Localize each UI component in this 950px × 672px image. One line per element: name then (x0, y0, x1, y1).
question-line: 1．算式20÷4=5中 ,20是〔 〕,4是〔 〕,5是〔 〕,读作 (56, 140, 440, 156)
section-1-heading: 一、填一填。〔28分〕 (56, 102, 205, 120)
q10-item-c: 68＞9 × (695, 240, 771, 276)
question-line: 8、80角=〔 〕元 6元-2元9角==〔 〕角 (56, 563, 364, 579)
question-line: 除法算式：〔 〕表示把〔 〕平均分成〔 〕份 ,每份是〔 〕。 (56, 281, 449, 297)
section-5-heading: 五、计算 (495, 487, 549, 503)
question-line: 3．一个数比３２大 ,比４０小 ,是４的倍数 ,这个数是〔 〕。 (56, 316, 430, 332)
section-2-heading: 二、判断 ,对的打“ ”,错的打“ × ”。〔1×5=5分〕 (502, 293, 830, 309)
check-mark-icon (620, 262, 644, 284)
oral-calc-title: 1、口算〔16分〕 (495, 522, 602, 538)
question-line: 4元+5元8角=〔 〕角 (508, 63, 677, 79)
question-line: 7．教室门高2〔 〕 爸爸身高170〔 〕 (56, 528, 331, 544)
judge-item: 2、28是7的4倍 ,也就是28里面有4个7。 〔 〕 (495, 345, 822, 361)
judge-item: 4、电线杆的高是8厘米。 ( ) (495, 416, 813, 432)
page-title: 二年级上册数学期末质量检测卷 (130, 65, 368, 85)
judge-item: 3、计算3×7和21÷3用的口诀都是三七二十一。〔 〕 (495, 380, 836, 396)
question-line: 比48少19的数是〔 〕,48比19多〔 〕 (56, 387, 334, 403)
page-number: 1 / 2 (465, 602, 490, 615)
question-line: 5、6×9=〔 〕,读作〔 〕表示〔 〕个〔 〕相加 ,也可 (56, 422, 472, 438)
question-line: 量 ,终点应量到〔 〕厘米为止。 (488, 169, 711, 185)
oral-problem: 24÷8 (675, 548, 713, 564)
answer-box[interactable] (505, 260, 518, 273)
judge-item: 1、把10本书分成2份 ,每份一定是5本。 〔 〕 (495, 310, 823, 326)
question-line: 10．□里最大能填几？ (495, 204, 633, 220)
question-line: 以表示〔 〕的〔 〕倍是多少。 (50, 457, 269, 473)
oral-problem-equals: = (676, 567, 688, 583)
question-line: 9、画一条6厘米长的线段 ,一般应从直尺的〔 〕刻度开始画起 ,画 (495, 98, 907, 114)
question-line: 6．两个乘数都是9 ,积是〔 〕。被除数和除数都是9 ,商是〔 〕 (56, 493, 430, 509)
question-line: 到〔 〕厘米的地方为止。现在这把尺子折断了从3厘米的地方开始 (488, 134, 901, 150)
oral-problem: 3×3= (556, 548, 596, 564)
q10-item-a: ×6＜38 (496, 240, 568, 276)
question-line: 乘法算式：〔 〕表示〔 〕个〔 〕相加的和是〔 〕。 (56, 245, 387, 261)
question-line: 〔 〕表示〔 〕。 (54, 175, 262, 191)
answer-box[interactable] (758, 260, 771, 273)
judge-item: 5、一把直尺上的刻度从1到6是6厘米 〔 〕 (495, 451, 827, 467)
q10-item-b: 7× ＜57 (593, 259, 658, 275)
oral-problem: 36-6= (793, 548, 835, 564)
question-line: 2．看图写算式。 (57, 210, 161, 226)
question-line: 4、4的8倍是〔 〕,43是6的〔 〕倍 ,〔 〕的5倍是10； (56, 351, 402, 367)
======
Requirement: Copy out the lines of the records from the start through the line containing "section-1-heading: 一、填一填。〔28分〕 (56, 102, 205, 120)", inclusive, reproducing them exactly.

Solution to this problem:
Localize each UI component in this 950px × 672px image. One line per element: name then (x0, y0, x1, y1).
question-line: 1．算式20÷4=5中 ,20是〔 〕,4是〔 〕,5是〔 〕,读作 (56, 140, 440, 156)
section-1-heading: 一、填一填。〔28分〕 (56, 102, 205, 120)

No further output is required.